— begin EXCERPTED DATA —

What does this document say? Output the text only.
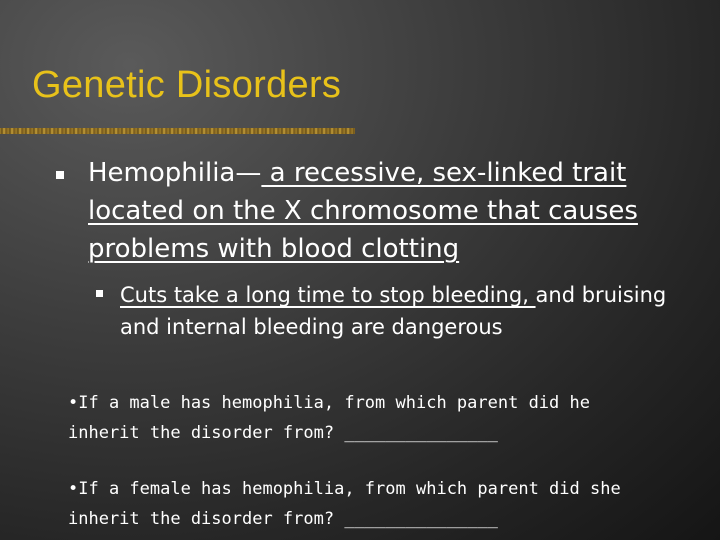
Genetic Disorders
Hemophilia— a recessive, sex-linked trait located on the X chromosome that causes problems with blood clotting
Cuts take a long time to stop bleeding, and bruising and internal bleeding are dangerous
•If a male has hemophilia, from which parent did he
inherit the disorder from? _______________
•If a female has hemophilia, from which parent did she
inherit the disorder from? _______________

— end EXCERPTED DATA —

**EXERCISE AIM**
Without the pictures, return the entries exactly as they appear.

**THE RESPONSE**
What does this document say? Output the text only.
Genetic Disorders
Hemophilia— a recessive, sex-linked trait located on the X chromosome that causes problems with blood clotting
Cuts take a long time to stop bleeding, and bruising and internal bleeding are dangerous
•If a male has hemophilia, from which parent did he
inherit the disorder from? _______________
•If a female has hemophilia, from which parent did she
inherit the disorder from? _______________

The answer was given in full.